To be done: Look through the listing for the word "this". Copy each line that has it.

Figure dataset records

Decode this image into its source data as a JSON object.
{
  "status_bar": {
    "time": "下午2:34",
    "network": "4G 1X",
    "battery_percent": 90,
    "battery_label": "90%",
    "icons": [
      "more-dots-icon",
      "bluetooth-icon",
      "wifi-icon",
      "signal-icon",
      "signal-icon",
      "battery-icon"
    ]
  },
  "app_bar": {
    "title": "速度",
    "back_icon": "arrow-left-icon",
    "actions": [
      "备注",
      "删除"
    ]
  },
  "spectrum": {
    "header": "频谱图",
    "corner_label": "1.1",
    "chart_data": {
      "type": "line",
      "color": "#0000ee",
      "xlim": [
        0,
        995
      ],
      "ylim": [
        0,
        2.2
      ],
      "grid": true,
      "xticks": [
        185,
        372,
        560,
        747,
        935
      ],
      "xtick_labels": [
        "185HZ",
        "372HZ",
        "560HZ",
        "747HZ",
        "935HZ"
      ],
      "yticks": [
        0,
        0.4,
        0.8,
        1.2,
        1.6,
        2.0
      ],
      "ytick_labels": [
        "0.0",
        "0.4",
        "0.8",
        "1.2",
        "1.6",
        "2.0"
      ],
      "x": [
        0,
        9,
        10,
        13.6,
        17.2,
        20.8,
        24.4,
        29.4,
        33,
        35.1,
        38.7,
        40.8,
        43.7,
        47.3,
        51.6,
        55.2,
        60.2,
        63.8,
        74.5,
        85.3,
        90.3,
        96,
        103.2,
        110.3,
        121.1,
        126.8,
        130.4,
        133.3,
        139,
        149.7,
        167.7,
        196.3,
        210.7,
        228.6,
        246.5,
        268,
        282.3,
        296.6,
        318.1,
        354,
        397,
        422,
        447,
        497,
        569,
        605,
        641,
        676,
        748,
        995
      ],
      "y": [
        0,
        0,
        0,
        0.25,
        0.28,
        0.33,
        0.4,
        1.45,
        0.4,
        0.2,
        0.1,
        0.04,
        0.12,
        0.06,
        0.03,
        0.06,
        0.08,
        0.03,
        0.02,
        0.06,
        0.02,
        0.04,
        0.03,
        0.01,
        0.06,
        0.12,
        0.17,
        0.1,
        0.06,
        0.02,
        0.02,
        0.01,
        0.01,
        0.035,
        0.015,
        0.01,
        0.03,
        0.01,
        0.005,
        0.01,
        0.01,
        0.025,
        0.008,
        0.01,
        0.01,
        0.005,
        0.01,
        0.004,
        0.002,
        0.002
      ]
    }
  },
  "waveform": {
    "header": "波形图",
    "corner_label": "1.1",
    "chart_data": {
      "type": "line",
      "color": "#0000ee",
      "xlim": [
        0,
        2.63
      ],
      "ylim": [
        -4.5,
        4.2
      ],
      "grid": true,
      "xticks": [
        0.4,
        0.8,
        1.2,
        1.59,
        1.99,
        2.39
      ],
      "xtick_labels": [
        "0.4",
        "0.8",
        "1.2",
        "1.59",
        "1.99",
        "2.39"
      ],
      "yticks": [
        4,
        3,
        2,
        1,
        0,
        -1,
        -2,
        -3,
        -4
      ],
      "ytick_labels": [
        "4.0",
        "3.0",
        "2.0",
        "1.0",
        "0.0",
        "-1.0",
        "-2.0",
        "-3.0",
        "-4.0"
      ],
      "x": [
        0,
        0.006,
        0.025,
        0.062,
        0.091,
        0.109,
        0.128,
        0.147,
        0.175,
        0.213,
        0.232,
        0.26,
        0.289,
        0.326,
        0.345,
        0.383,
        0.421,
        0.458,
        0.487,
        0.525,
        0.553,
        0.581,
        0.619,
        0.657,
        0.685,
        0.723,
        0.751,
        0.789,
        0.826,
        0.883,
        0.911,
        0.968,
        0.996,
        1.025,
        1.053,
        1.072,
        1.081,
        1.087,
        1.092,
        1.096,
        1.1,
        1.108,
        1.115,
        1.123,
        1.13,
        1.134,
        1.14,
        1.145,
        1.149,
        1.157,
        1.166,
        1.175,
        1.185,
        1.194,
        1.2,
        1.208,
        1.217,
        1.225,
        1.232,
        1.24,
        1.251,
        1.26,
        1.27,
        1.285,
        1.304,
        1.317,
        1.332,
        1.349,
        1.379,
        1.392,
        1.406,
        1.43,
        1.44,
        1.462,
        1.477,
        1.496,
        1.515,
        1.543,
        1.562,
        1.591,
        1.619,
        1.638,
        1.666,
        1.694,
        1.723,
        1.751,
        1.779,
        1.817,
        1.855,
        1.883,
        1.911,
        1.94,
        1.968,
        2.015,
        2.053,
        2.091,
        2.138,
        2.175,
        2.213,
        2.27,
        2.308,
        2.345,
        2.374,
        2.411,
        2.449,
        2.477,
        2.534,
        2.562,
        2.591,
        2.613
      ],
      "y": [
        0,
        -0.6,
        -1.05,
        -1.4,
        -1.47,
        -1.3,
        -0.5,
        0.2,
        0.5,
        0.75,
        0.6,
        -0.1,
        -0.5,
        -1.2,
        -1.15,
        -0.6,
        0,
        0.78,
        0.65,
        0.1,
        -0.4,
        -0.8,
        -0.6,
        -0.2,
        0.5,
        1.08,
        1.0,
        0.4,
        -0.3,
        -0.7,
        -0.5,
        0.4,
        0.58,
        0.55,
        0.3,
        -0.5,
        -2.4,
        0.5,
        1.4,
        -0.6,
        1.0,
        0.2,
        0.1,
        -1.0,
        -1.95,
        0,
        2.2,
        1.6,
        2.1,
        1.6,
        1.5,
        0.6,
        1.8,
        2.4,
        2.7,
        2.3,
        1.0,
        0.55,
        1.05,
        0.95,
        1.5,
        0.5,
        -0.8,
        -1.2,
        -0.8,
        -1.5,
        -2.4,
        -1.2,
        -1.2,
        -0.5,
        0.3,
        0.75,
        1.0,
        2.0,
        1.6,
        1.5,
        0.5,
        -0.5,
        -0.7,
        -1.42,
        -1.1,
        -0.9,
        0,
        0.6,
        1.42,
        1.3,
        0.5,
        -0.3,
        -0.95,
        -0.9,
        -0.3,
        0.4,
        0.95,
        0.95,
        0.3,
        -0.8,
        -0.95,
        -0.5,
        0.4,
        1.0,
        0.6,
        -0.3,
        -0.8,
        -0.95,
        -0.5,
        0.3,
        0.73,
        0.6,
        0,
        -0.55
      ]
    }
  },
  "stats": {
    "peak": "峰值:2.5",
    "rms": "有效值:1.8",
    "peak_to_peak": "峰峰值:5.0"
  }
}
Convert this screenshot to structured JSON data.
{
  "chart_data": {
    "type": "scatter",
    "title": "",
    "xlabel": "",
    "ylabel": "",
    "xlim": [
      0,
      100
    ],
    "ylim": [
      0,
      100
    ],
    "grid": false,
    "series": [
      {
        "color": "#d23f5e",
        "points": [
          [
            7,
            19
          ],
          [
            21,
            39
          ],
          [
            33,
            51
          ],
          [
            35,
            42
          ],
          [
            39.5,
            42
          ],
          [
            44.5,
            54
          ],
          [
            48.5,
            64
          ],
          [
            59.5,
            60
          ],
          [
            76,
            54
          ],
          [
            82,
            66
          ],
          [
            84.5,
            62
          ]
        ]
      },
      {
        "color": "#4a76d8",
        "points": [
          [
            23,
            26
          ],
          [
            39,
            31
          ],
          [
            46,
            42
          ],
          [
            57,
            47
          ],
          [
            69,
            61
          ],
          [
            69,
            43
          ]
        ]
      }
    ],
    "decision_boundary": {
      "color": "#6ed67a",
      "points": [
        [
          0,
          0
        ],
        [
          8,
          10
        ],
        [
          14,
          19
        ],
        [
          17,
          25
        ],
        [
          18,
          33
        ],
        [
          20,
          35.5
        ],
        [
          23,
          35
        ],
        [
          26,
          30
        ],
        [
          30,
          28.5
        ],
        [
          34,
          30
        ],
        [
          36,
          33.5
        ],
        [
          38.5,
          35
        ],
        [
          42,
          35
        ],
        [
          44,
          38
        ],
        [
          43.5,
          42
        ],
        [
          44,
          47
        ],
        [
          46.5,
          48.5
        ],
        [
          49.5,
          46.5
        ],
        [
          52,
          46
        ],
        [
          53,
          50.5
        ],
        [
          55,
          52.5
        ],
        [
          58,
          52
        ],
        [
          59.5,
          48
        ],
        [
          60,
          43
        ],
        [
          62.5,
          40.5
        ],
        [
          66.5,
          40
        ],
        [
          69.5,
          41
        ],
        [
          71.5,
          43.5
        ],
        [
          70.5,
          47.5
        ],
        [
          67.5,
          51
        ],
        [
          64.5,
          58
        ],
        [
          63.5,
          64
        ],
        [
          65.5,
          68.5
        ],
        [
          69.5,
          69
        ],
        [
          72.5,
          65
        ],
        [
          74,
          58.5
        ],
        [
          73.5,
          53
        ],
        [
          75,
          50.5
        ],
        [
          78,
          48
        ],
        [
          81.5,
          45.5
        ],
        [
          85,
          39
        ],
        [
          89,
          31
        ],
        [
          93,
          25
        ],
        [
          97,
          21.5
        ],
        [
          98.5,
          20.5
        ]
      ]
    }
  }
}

Exercise answer:
Decode this image into its source data as a JSON object.
Convert this screenshot to structured JSON data.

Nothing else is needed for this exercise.